** START OF INPUT RECORDS **

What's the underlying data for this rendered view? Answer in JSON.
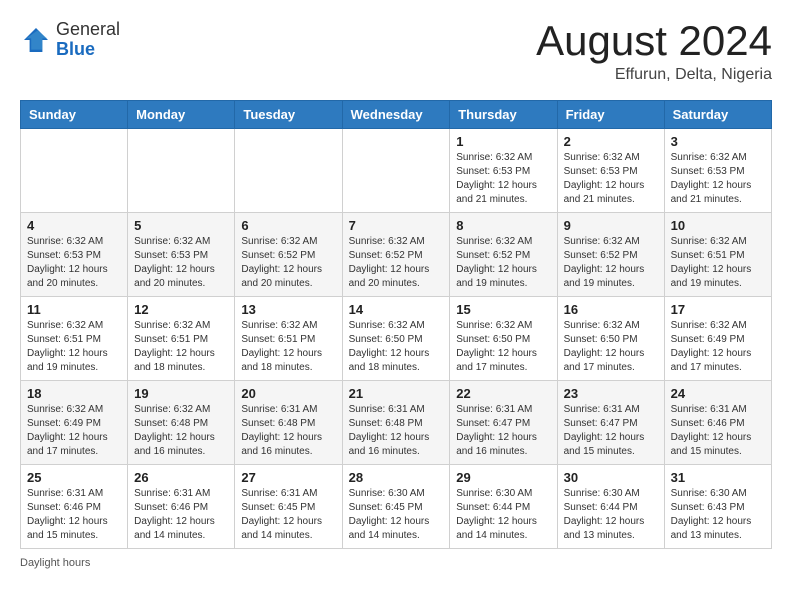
{
  "header": {
    "logo_general": "General",
    "logo_blue": "Blue",
    "month_year": "August 2024",
    "location": "Effurun, Delta, Nigeria"
  },
  "days_of_week": [
    "Sunday",
    "Monday",
    "Tuesday",
    "Wednesday",
    "Thursday",
    "Friday",
    "Saturday"
  ],
  "footer": {
    "daylight_hours": "Daylight hours"
  },
  "weeks": [
    [
      {
        "day": "",
        "info": ""
      },
      {
        "day": "",
        "info": ""
      },
      {
        "day": "",
        "info": ""
      },
      {
        "day": "",
        "info": ""
      },
      {
        "day": "1",
        "info": "Sunrise: 6:32 AM\nSunset: 6:53 PM\nDaylight: 12 hours and 21 minutes."
      },
      {
        "day": "2",
        "info": "Sunrise: 6:32 AM\nSunset: 6:53 PM\nDaylight: 12 hours and 21 minutes."
      },
      {
        "day": "3",
        "info": "Sunrise: 6:32 AM\nSunset: 6:53 PM\nDaylight: 12 hours and 21 minutes."
      }
    ],
    [
      {
        "day": "4",
        "info": "Sunrise: 6:32 AM\nSunset: 6:53 PM\nDaylight: 12 hours and 20 minutes."
      },
      {
        "day": "5",
        "info": "Sunrise: 6:32 AM\nSunset: 6:53 PM\nDaylight: 12 hours and 20 minutes."
      },
      {
        "day": "6",
        "info": "Sunrise: 6:32 AM\nSunset: 6:52 PM\nDaylight: 12 hours and 20 minutes."
      },
      {
        "day": "7",
        "info": "Sunrise: 6:32 AM\nSunset: 6:52 PM\nDaylight: 12 hours and 20 minutes."
      },
      {
        "day": "8",
        "info": "Sunrise: 6:32 AM\nSunset: 6:52 PM\nDaylight: 12 hours and 19 minutes."
      },
      {
        "day": "9",
        "info": "Sunrise: 6:32 AM\nSunset: 6:52 PM\nDaylight: 12 hours and 19 minutes."
      },
      {
        "day": "10",
        "info": "Sunrise: 6:32 AM\nSunset: 6:51 PM\nDaylight: 12 hours and 19 minutes."
      }
    ],
    [
      {
        "day": "11",
        "info": "Sunrise: 6:32 AM\nSunset: 6:51 PM\nDaylight: 12 hours and 19 minutes."
      },
      {
        "day": "12",
        "info": "Sunrise: 6:32 AM\nSunset: 6:51 PM\nDaylight: 12 hours and 18 minutes."
      },
      {
        "day": "13",
        "info": "Sunrise: 6:32 AM\nSunset: 6:51 PM\nDaylight: 12 hours and 18 minutes."
      },
      {
        "day": "14",
        "info": "Sunrise: 6:32 AM\nSunset: 6:50 PM\nDaylight: 12 hours and 18 minutes."
      },
      {
        "day": "15",
        "info": "Sunrise: 6:32 AM\nSunset: 6:50 PM\nDaylight: 12 hours and 17 minutes."
      },
      {
        "day": "16",
        "info": "Sunrise: 6:32 AM\nSunset: 6:50 PM\nDaylight: 12 hours and 17 minutes."
      },
      {
        "day": "17",
        "info": "Sunrise: 6:32 AM\nSunset: 6:49 PM\nDaylight: 12 hours and 17 minutes."
      }
    ],
    [
      {
        "day": "18",
        "info": "Sunrise: 6:32 AM\nSunset: 6:49 PM\nDaylight: 12 hours and 17 minutes."
      },
      {
        "day": "19",
        "info": "Sunrise: 6:32 AM\nSunset: 6:48 PM\nDaylight: 12 hours and 16 minutes."
      },
      {
        "day": "20",
        "info": "Sunrise: 6:31 AM\nSunset: 6:48 PM\nDaylight: 12 hours and 16 minutes."
      },
      {
        "day": "21",
        "info": "Sunrise: 6:31 AM\nSunset: 6:48 PM\nDaylight: 12 hours and 16 minutes."
      },
      {
        "day": "22",
        "info": "Sunrise: 6:31 AM\nSunset: 6:47 PM\nDaylight: 12 hours and 16 minutes."
      },
      {
        "day": "23",
        "info": "Sunrise: 6:31 AM\nSunset: 6:47 PM\nDaylight: 12 hours and 15 minutes."
      },
      {
        "day": "24",
        "info": "Sunrise: 6:31 AM\nSunset: 6:46 PM\nDaylight: 12 hours and 15 minutes."
      }
    ],
    [
      {
        "day": "25",
        "info": "Sunrise: 6:31 AM\nSunset: 6:46 PM\nDaylight: 12 hours and 15 minutes."
      },
      {
        "day": "26",
        "info": "Sunrise: 6:31 AM\nSunset: 6:46 PM\nDaylight: 12 hours and 14 minutes."
      },
      {
        "day": "27",
        "info": "Sunrise: 6:31 AM\nSunset: 6:45 PM\nDaylight: 12 hours and 14 minutes."
      },
      {
        "day": "28",
        "info": "Sunrise: 6:30 AM\nSunset: 6:45 PM\nDaylight: 12 hours and 14 minutes."
      },
      {
        "day": "29",
        "info": "Sunrise: 6:30 AM\nSunset: 6:44 PM\nDaylight: 12 hours and 14 minutes."
      },
      {
        "day": "30",
        "info": "Sunrise: 6:30 AM\nSunset: 6:44 PM\nDaylight: 12 hours and 13 minutes."
      },
      {
        "day": "31",
        "info": "Sunrise: 6:30 AM\nSunset: 6:43 PM\nDaylight: 12 hours and 13 minutes."
      }
    ]
  ]
}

** END OF INPUT RECORDS **

■ **EXERCISE DESCRIPTION**:
Reproduce the whole listing exactly, but not the images in it.

■ **TASK ANSWER**:
What's the underlying data for this rendered view? Answer in JSON.
{
  "header": {
    "logo_general": "General",
    "logo_blue": "Blue",
    "month_year": "August 2024",
    "location": "Effurun, Delta, Nigeria"
  },
  "days_of_week": [
    "Sunday",
    "Monday",
    "Tuesday",
    "Wednesday",
    "Thursday",
    "Friday",
    "Saturday"
  ],
  "footer": {
    "daylight_hours": "Daylight hours"
  },
  "weeks": [
    [
      {
        "day": "",
        "info": ""
      },
      {
        "day": "",
        "info": ""
      },
      {
        "day": "",
        "info": ""
      },
      {
        "day": "",
        "info": ""
      },
      {
        "day": "1",
        "info": "Sunrise: 6:32 AM\nSunset: 6:53 PM\nDaylight: 12 hours and 21 minutes."
      },
      {
        "day": "2",
        "info": "Sunrise: 6:32 AM\nSunset: 6:53 PM\nDaylight: 12 hours and 21 minutes."
      },
      {
        "day": "3",
        "info": "Sunrise: 6:32 AM\nSunset: 6:53 PM\nDaylight: 12 hours and 21 minutes."
      }
    ],
    [
      {
        "day": "4",
        "info": "Sunrise: 6:32 AM\nSunset: 6:53 PM\nDaylight: 12 hours and 20 minutes."
      },
      {
        "day": "5",
        "info": "Sunrise: 6:32 AM\nSunset: 6:53 PM\nDaylight: 12 hours and 20 minutes."
      },
      {
        "day": "6",
        "info": "Sunrise: 6:32 AM\nSunset: 6:52 PM\nDaylight: 12 hours and 20 minutes."
      },
      {
        "day": "7",
        "info": "Sunrise: 6:32 AM\nSunset: 6:52 PM\nDaylight: 12 hours and 20 minutes."
      },
      {
        "day": "8",
        "info": "Sunrise: 6:32 AM\nSunset: 6:52 PM\nDaylight: 12 hours and 19 minutes."
      },
      {
        "day": "9",
        "info": "Sunrise: 6:32 AM\nSunset: 6:52 PM\nDaylight: 12 hours and 19 minutes."
      },
      {
        "day": "10",
        "info": "Sunrise: 6:32 AM\nSunset: 6:51 PM\nDaylight: 12 hours and 19 minutes."
      }
    ],
    [
      {
        "day": "11",
        "info": "Sunrise: 6:32 AM\nSunset: 6:51 PM\nDaylight: 12 hours and 19 minutes."
      },
      {
        "day": "12",
        "info": "Sunrise: 6:32 AM\nSunset: 6:51 PM\nDaylight: 12 hours and 18 minutes."
      },
      {
        "day": "13",
        "info": "Sunrise: 6:32 AM\nSunset: 6:51 PM\nDaylight: 12 hours and 18 minutes."
      },
      {
        "day": "14",
        "info": "Sunrise: 6:32 AM\nSunset: 6:50 PM\nDaylight: 12 hours and 18 minutes."
      },
      {
        "day": "15",
        "info": "Sunrise: 6:32 AM\nSunset: 6:50 PM\nDaylight: 12 hours and 17 minutes."
      },
      {
        "day": "16",
        "info": "Sunrise: 6:32 AM\nSunset: 6:50 PM\nDaylight: 12 hours and 17 minutes."
      },
      {
        "day": "17",
        "info": "Sunrise: 6:32 AM\nSunset: 6:49 PM\nDaylight: 12 hours and 17 minutes."
      }
    ],
    [
      {
        "day": "18",
        "info": "Sunrise: 6:32 AM\nSunset: 6:49 PM\nDaylight: 12 hours and 17 minutes."
      },
      {
        "day": "19",
        "info": "Sunrise: 6:32 AM\nSunset: 6:48 PM\nDaylight: 12 hours and 16 minutes."
      },
      {
        "day": "20",
        "info": "Sunrise: 6:31 AM\nSunset: 6:48 PM\nDaylight: 12 hours and 16 minutes."
      },
      {
        "day": "21",
        "info": "Sunrise: 6:31 AM\nSunset: 6:48 PM\nDaylight: 12 hours and 16 minutes."
      },
      {
        "day": "22",
        "info": "Sunrise: 6:31 AM\nSunset: 6:47 PM\nDaylight: 12 hours and 16 minutes."
      },
      {
        "day": "23",
        "info": "Sunrise: 6:31 AM\nSunset: 6:47 PM\nDaylight: 12 hours and 15 minutes."
      },
      {
        "day": "24",
        "info": "Sunrise: 6:31 AM\nSunset: 6:46 PM\nDaylight: 12 hours and 15 minutes."
      }
    ],
    [
      {
        "day": "25",
        "info": "Sunrise: 6:31 AM\nSunset: 6:46 PM\nDaylight: 12 hours and 15 minutes."
      },
      {
        "day": "26",
        "info": "Sunrise: 6:31 AM\nSunset: 6:46 PM\nDaylight: 12 hours and 14 minutes."
      },
      {
        "day": "27",
        "info": "Sunrise: 6:31 AM\nSunset: 6:45 PM\nDaylight: 12 hours and 14 minutes."
      },
      {
        "day": "28",
        "info": "Sunrise: 6:30 AM\nSunset: 6:45 PM\nDaylight: 12 hours and 14 minutes."
      },
      {
        "day": "29",
        "info": "Sunrise: 6:30 AM\nSunset: 6:44 PM\nDaylight: 12 hours and 14 minutes."
      },
      {
        "day": "30",
        "info": "Sunrise: 6:30 AM\nSunset: 6:44 PM\nDaylight: 12 hours and 13 minutes."
      },
      {
        "day": "31",
        "info": "Sunrise: 6:30 AM\nSunset: 6:43 PM\nDaylight: 12 hours and 13 minutes."
      }
    ]
  ]
}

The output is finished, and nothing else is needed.